Exercise goal: Each entry below must be repeated word for word.

Records for the task:
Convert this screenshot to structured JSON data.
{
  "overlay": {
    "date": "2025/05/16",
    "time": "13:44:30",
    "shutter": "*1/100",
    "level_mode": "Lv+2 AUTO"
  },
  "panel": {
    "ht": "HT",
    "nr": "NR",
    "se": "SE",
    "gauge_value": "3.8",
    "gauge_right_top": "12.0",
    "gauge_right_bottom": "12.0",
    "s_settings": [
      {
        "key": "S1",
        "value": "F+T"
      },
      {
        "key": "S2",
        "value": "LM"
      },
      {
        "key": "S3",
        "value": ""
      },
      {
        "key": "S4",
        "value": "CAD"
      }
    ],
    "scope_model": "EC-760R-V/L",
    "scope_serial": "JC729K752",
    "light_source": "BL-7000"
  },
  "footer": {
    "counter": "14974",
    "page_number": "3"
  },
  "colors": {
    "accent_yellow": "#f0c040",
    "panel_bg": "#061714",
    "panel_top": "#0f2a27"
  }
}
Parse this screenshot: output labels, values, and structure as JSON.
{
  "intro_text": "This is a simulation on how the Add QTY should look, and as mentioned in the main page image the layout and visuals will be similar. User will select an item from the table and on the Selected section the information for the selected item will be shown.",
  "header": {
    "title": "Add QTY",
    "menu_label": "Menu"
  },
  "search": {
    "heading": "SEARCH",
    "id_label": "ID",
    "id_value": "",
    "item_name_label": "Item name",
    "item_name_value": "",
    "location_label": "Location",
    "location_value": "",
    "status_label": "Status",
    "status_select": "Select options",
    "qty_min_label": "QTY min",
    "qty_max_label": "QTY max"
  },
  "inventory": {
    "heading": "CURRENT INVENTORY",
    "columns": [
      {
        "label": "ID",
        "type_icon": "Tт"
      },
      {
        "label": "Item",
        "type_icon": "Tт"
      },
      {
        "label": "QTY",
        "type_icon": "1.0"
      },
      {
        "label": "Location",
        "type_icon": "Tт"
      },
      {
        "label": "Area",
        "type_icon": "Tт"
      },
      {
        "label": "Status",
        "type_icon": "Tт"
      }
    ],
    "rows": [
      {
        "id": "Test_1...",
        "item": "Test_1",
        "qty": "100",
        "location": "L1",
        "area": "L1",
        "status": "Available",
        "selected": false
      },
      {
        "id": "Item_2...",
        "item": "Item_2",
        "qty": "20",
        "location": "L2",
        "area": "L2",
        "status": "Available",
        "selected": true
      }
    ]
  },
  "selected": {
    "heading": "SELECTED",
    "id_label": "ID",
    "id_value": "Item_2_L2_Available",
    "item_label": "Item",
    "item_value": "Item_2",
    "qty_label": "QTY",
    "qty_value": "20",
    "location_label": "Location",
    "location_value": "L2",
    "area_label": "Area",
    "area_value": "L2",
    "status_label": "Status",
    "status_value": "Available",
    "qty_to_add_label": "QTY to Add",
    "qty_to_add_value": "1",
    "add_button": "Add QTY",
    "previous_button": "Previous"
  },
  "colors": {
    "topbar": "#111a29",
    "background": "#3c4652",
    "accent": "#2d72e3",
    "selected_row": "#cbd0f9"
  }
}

Written reply:
Convert this screenshot to structured JSON data.
{
  "overlay": {
    "date": "2025/05/16",
    "time": "13:44:30",
    "shutter": "*1/100",
    "level_mode": "Lv+2 AUTO"
  },
  "panel": {
    "ht": "HT",
    "nr": "NR",
    "se": "SE",
    "gauge_value": "3.8",
    "gauge_right_top": "12.0",
    "gauge_right_bottom": "12.0",
    "s_settings": [
      {
        "key": "S1",
        "value": "F+T"
      },
      {
        "key": "S2",
        "value": "LM"
      },
      {
        "key": "S3",
        "value": ""
      },
      {
        "key": "S4",
        "value": "CAD"
      }
    ],
    "scope_model": "EC-760R-V/L",
    "scope_serial": "JC729K752",
    "light_source": "BL-7000"
  },
  "footer": {
    "counter": "14974",
    "page_number": "3"
  },
  "colors": {
    "accent_yellow": "#f0c040",
    "panel_bg": "#061714",
    "panel_top": "#0f2a27"
  }
}
Parse this screenshot: output labels, values, and structure as JSON.
{
  "intro_text": "This is a simulation on how the Add QTY should look, and as mentioned in the main page image the layout and visuals will be similar. User will select an item from the table and on the Selected section the information for the selected item will be shown.",
  "header": {
    "title": "Add QTY",
    "menu_label": "Menu"
  },
  "search": {
    "heading": "SEARCH",
    "id_label": "ID",
    "id_value": "",
    "item_name_label": "Item name",
    "item_name_value": "",
    "location_label": "Location",
    "location_value": "",
    "status_label": "Status",
    "status_select": "Select options",
    "qty_min_label": "QTY min",
    "qty_max_label": "QTY max"
  },
  "inventory": {
    "heading": "CURRENT INVENTORY",
    "columns": [
      {
        "label": "ID",
        "type_icon": "Tт"
      },
      {
        "label": "Item",
        "type_icon": "Tт"
      },
      {
        "label": "QTY",
        "type_icon": "1.0"
      },
      {
        "label": "Location",
        "type_icon": "Tт"
      },
      {
        "label": "Area",
        "type_icon": "Tт"
      },
      {
        "label": "Status",
        "type_icon": "Tт"
      }
    ],
    "rows": [
      {
        "id": "Test_1...",
        "item": "Test_1",
        "qty": "100",
        "location": "L1",
        "area": "L1",
        "status": "Available",
        "selected": false
      },
      {
        "id": "Item_2...",
        "item": "Item_2",
        "qty": "20",
        "location": "L2",
        "area": "L2",
        "status": "Available",
        "selected": true
      }
    ]
  },
  "selected": {
    "heading": "SELECTED",
    "id_label": "ID",
    "id_value": "Item_2_L2_Available",
    "item_label": "Item",
    "item_value": "Item_2",
    "qty_label": "QTY",
    "qty_value": "20",
    "location_label": "Location",
    "location_value": "L2",
    "area_label": "Area",
    "area_value": "L2",
    "status_label": "Status",
    "status_value": "Available",
    "qty_to_add_label": "QTY to Add",
    "qty_to_add_value": "1",
    "add_button": "Add QTY",
    "previous_button": "Previous"
  },
  "colors": {
    "topbar": "#111a29",
    "background": "#3c4652",
    "accent": "#2d72e3",
    "selected_row": "#cbd0f9"
  }
}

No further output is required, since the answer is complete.